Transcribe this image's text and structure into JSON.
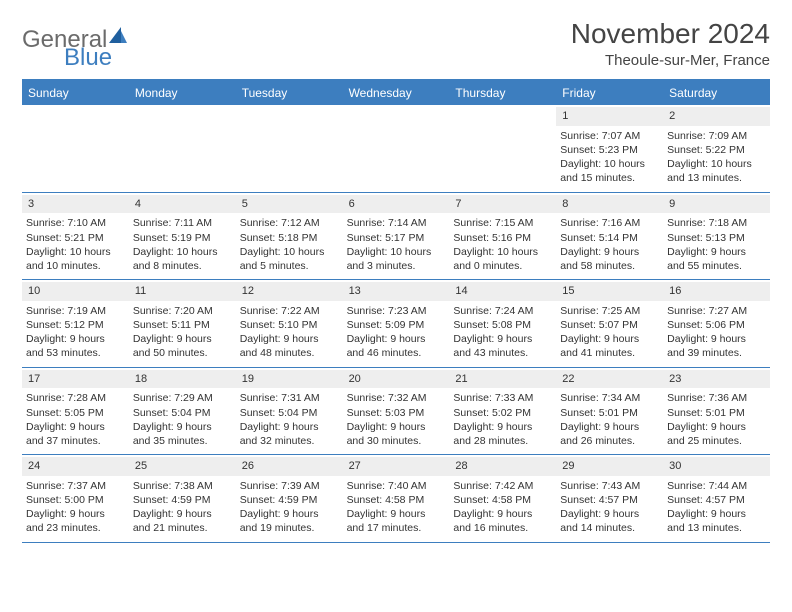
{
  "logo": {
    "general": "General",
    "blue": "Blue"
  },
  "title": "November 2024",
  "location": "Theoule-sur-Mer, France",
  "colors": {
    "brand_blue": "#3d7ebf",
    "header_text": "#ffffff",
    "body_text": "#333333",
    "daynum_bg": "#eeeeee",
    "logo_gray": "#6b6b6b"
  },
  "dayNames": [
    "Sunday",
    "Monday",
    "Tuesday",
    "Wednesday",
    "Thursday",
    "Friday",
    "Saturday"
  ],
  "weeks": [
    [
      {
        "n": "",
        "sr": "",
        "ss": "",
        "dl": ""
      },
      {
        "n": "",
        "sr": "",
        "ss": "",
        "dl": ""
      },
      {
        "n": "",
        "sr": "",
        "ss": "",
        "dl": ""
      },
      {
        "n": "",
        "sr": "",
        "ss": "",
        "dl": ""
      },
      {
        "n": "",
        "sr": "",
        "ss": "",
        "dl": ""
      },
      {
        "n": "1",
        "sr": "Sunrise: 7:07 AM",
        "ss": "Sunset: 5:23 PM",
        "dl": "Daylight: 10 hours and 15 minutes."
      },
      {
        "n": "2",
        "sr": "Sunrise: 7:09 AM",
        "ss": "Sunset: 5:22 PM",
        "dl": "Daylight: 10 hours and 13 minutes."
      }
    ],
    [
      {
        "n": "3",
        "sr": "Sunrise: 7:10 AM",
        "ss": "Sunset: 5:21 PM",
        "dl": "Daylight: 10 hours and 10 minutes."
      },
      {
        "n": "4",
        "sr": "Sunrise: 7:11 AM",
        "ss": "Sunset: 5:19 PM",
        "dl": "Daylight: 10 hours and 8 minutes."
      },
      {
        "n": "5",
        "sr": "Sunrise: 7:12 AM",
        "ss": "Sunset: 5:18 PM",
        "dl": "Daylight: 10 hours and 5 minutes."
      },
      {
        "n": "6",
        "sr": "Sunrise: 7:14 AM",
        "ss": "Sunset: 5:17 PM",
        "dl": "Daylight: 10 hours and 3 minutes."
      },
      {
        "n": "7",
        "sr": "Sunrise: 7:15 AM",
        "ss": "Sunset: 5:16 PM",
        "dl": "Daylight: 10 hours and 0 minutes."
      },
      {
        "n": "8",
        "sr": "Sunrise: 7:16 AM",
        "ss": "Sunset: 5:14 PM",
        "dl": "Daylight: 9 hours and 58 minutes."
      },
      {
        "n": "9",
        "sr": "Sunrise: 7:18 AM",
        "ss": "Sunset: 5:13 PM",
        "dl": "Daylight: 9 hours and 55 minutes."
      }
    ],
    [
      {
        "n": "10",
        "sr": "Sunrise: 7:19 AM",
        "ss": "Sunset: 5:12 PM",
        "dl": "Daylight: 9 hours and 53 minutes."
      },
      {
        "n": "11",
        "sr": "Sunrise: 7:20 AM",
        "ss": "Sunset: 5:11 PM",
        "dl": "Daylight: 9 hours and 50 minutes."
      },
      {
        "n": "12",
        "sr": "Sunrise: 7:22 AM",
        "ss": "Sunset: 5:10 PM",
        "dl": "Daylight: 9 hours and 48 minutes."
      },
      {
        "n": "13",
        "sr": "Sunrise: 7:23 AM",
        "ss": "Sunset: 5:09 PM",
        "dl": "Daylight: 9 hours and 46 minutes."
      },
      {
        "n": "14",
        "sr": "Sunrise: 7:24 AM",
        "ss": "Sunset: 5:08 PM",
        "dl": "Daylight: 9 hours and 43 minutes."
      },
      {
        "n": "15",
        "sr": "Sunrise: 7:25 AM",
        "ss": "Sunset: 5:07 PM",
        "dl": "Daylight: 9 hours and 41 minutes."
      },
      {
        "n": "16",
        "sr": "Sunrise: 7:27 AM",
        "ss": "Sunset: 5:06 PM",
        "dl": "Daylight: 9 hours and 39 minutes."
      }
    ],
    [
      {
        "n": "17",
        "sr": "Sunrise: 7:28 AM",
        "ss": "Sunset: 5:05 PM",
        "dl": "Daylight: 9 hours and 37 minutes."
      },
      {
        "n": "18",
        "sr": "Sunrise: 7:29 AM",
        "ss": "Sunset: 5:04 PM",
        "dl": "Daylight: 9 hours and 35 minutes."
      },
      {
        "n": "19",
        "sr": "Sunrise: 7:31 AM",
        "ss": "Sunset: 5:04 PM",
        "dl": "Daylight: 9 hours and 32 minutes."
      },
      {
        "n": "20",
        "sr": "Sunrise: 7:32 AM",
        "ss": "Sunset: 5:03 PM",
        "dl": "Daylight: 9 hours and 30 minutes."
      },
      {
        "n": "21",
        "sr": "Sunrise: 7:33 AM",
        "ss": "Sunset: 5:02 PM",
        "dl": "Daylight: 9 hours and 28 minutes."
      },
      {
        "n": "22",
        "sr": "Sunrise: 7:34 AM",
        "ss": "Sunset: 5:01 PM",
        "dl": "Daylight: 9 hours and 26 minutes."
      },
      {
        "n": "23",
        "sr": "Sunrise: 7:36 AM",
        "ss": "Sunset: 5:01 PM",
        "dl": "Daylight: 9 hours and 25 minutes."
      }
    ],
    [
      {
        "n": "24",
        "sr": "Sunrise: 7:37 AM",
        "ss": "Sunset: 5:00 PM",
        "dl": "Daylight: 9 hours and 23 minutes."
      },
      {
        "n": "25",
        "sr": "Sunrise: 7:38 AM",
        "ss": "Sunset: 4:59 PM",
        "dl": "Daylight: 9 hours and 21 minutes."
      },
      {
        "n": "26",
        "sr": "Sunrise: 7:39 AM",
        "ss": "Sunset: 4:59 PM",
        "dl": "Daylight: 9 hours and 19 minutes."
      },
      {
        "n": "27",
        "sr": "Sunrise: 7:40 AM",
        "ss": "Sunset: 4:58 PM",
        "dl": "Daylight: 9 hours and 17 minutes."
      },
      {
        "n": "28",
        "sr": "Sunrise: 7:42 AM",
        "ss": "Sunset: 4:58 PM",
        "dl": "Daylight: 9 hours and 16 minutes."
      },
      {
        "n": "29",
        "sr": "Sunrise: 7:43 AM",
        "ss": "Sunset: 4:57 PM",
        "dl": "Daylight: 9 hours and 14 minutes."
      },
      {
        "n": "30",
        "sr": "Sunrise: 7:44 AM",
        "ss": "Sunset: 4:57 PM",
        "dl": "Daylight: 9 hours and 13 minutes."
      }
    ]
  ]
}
+++++
→ **Directions for this task**:
Repeat everything in the records precisely. Images are excluded from the copy.

→ **Answer**:
Transcribe this image's text and structure into JSON.
{
  "logo": {
    "general": "General",
    "blue": "Blue"
  },
  "title": "November 2024",
  "location": "Theoule-sur-Mer, France",
  "colors": {
    "brand_blue": "#3d7ebf",
    "header_text": "#ffffff",
    "body_text": "#333333",
    "daynum_bg": "#eeeeee",
    "logo_gray": "#6b6b6b"
  },
  "dayNames": [
    "Sunday",
    "Monday",
    "Tuesday",
    "Wednesday",
    "Thursday",
    "Friday",
    "Saturday"
  ],
  "weeks": [
    [
      {
        "n": "",
        "sr": "",
        "ss": "",
        "dl": ""
      },
      {
        "n": "",
        "sr": "",
        "ss": "",
        "dl": ""
      },
      {
        "n": "",
        "sr": "",
        "ss": "",
        "dl": ""
      },
      {
        "n": "",
        "sr": "",
        "ss": "",
        "dl": ""
      },
      {
        "n": "",
        "sr": "",
        "ss": "",
        "dl": ""
      },
      {
        "n": "1",
        "sr": "Sunrise: 7:07 AM",
        "ss": "Sunset: 5:23 PM",
        "dl": "Daylight: 10 hours and 15 minutes."
      },
      {
        "n": "2",
        "sr": "Sunrise: 7:09 AM",
        "ss": "Sunset: 5:22 PM",
        "dl": "Daylight: 10 hours and 13 minutes."
      }
    ],
    [
      {
        "n": "3",
        "sr": "Sunrise: 7:10 AM",
        "ss": "Sunset: 5:21 PM",
        "dl": "Daylight: 10 hours and 10 minutes."
      },
      {
        "n": "4",
        "sr": "Sunrise: 7:11 AM",
        "ss": "Sunset: 5:19 PM",
        "dl": "Daylight: 10 hours and 8 minutes."
      },
      {
        "n": "5",
        "sr": "Sunrise: 7:12 AM",
        "ss": "Sunset: 5:18 PM",
        "dl": "Daylight: 10 hours and 5 minutes."
      },
      {
        "n": "6",
        "sr": "Sunrise: 7:14 AM",
        "ss": "Sunset: 5:17 PM",
        "dl": "Daylight: 10 hours and 3 minutes."
      },
      {
        "n": "7",
        "sr": "Sunrise: 7:15 AM",
        "ss": "Sunset: 5:16 PM",
        "dl": "Daylight: 10 hours and 0 minutes."
      },
      {
        "n": "8",
        "sr": "Sunrise: 7:16 AM",
        "ss": "Sunset: 5:14 PM",
        "dl": "Daylight: 9 hours and 58 minutes."
      },
      {
        "n": "9",
        "sr": "Sunrise: 7:18 AM",
        "ss": "Sunset: 5:13 PM",
        "dl": "Daylight: 9 hours and 55 minutes."
      }
    ],
    [
      {
        "n": "10",
        "sr": "Sunrise: 7:19 AM",
        "ss": "Sunset: 5:12 PM",
        "dl": "Daylight: 9 hours and 53 minutes."
      },
      {
        "n": "11",
        "sr": "Sunrise: 7:20 AM",
        "ss": "Sunset: 5:11 PM",
        "dl": "Daylight: 9 hours and 50 minutes."
      },
      {
        "n": "12",
        "sr": "Sunrise: 7:22 AM",
        "ss": "Sunset: 5:10 PM",
        "dl": "Daylight: 9 hours and 48 minutes."
      },
      {
        "n": "13",
        "sr": "Sunrise: 7:23 AM",
        "ss": "Sunset: 5:09 PM",
        "dl": "Daylight: 9 hours and 46 minutes."
      },
      {
        "n": "14",
        "sr": "Sunrise: 7:24 AM",
        "ss": "Sunset: 5:08 PM",
        "dl": "Daylight: 9 hours and 43 minutes."
      },
      {
        "n": "15",
        "sr": "Sunrise: 7:25 AM",
        "ss": "Sunset: 5:07 PM",
        "dl": "Daylight: 9 hours and 41 minutes."
      },
      {
        "n": "16",
        "sr": "Sunrise: 7:27 AM",
        "ss": "Sunset: 5:06 PM",
        "dl": "Daylight: 9 hours and 39 minutes."
      }
    ],
    [
      {
        "n": "17",
        "sr": "Sunrise: 7:28 AM",
        "ss": "Sunset: 5:05 PM",
        "dl": "Daylight: 9 hours and 37 minutes."
      },
      {
        "n": "18",
        "sr": "Sunrise: 7:29 AM",
        "ss": "Sunset: 5:04 PM",
        "dl": "Daylight: 9 hours and 35 minutes."
      },
      {
        "n": "19",
        "sr": "Sunrise: 7:31 AM",
        "ss": "Sunset: 5:04 PM",
        "dl": "Daylight: 9 hours and 32 minutes."
      },
      {
        "n": "20",
        "sr": "Sunrise: 7:32 AM",
        "ss": "Sunset: 5:03 PM",
        "dl": "Daylight: 9 hours and 30 minutes."
      },
      {
        "n": "21",
        "sr": "Sunrise: 7:33 AM",
        "ss": "Sunset: 5:02 PM",
        "dl": "Daylight: 9 hours and 28 minutes."
      },
      {
        "n": "22",
        "sr": "Sunrise: 7:34 AM",
        "ss": "Sunset: 5:01 PM",
        "dl": "Daylight: 9 hours and 26 minutes."
      },
      {
        "n": "23",
        "sr": "Sunrise: 7:36 AM",
        "ss": "Sunset: 5:01 PM",
        "dl": "Daylight: 9 hours and 25 minutes."
      }
    ],
    [
      {
        "n": "24",
        "sr": "Sunrise: 7:37 AM",
        "ss": "Sunset: 5:00 PM",
        "dl": "Daylight: 9 hours and 23 minutes."
      },
      {
        "n": "25",
        "sr": "Sunrise: 7:38 AM",
        "ss": "Sunset: 4:59 PM",
        "dl": "Daylight: 9 hours and 21 minutes."
      },
      {
        "n": "26",
        "sr": "Sunrise: 7:39 AM",
        "ss": "Sunset: 4:59 PM",
        "dl": "Daylight: 9 hours and 19 minutes."
      },
      {
        "n": "27",
        "sr": "Sunrise: 7:40 AM",
        "ss": "Sunset: 4:58 PM",
        "dl": "Daylight: 9 hours and 17 minutes."
      },
      {
        "n": "28",
        "sr": "Sunrise: 7:42 AM",
        "ss": "Sunset: 4:58 PM",
        "dl": "Daylight: 9 hours and 16 minutes."
      },
      {
        "n": "29",
        "sr": "Sunrise: 7:43 AM",
        "ss": "Sunset: 4:57 PM",
        "dl": "Daylight: 9 hours and 14 minutes."
      },
      {
        "n": "30",
        "sr": "Sunrise: 7:44 AM",
        "ss": "Sunset: 4:57 PM",
        "dl": "Daylight: 9 hours and 13 minutes."
      }
    ]
  ]
}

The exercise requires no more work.